STATED TASK: Make an exact copy of the entries, and keep any pictures out of it.

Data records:
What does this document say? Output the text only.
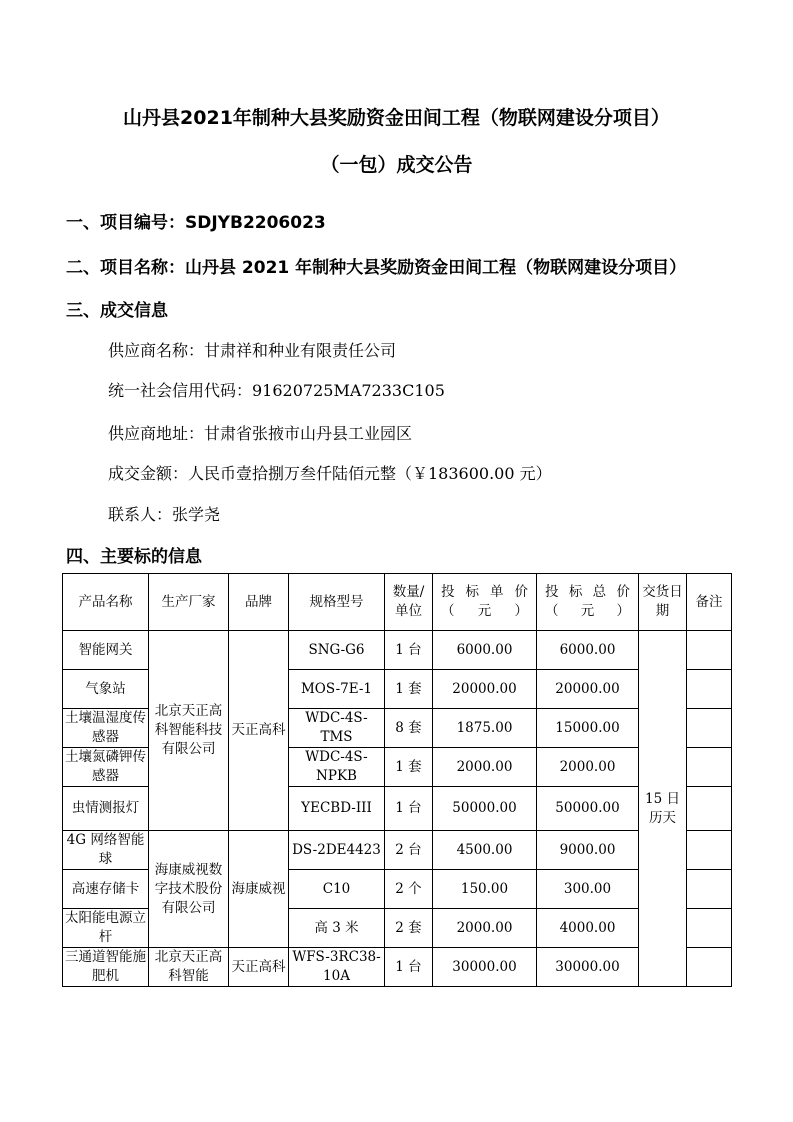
山丹县2021年制种大县奖励资金田间工程（物联网建设分项目）
（一包）成交公告
一、项目编号：SDJYB2206023
二、项目名称：山丹县 2021 年制种大县奖励资金田间工程（物联网建设分项目）
三、成交信息
供应商名称：甘肃祥和种业有限责任公司
统一社会信用代码：91620725MA7233C105
供应商地址：甘肃省张掖市山丹县工业园区
成交金额：人民币壹拾捌万叁仟陆佰元整（￥183600.00 元）
联系人：张学尧
四、主要标的信息
产品名称	生产厂家	品牌	规格型号	数量/单位	投标单价（元）	投标总价（元）	交货日期	备注
智能网关	北京天正高科智能科技有限公司	天正高科	SNG-G6	1 台	6000.00	6000.00	15 日历天	
气象站			MOS-7E-1	1 套	20000.00	20000.00		
土壤温湿度传感器			WDC-4S-TMS	8 套	1875.00	15000.00		
土壤氮磷钾传感器			WDC-4S-NPKB	1 套	2000.00	2000.00		
虫情测报灯			YECBD-III	1 台	50000.00	50000.00		
4G 网络智能球	海康威视数字技术股份有限公司	海康威视	DS-2DE4423	2 台	4500.00	9000.00		
高速存储卡			C10	2 个	150.00	300.00		
太阳能电源立杆			高 3 米	2 套	2000.00	4000.00		
三通道智能施肥机	北京天正高科智能	天正高科	WFS-3RC38-10A	1 台	30000.00	30000.00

FINISHED ANSWER:
What does this document say? Output the text only.
山丹县2021年制种大县奖励资金田间工程（物联网建设分项目）
（一包）成交公告
一、项目编号：SDJYB2206023
二、项目名称：山丹县 2021 年制种大县奖励资金田间工程（物联网建设分项目）
三、成交信息
供应商名称：甘肃祥和种业有限责任公司
统一社会信用代码：91620725MA7233C105
供应商地址：甘肃省张掖市山丹县工业园区
成交金额：人民币壹拾捌万叁仟陆佰元整（￥183600.00 元）
联系人：张学尧
四、主要标的信息
产品名称	生产厂家	品牌	规格型号	数量/单位	投标单价（元）	投标总价（元）	交货日期	备注
智能网关	北京天正高科智能科技有限公司	天正高科	SNG-G6	1 台	6000.00	6000.00	15 日历天	
气象站			MOS-7E-1	1 套	20000.00	20000.00		
土壤温湿度传感器			WDC-4S-TMS	8 套	1875.00	15000.00		
土壤氮磷钾传感器			WDC-4S-NPKB	1 套	2000.00	2000.00		
虫情测报灯			YECBD-III	1 台	50000.00	50000.00		
4G 网络智能球	海康威视数字技术股份有限公司	海康威视	DS-2DE4423	2 台	4500.00	9000.00		
高速存储卡			C10	2 个	150.00	300.00		
太阳能电源立杆			高 3 米	2 套	2000.00	4000.00		
三通道智能施肥机	北京天正高科智能	天正高科	WFS-3RC38-10A	1 台	30000.00	30000.00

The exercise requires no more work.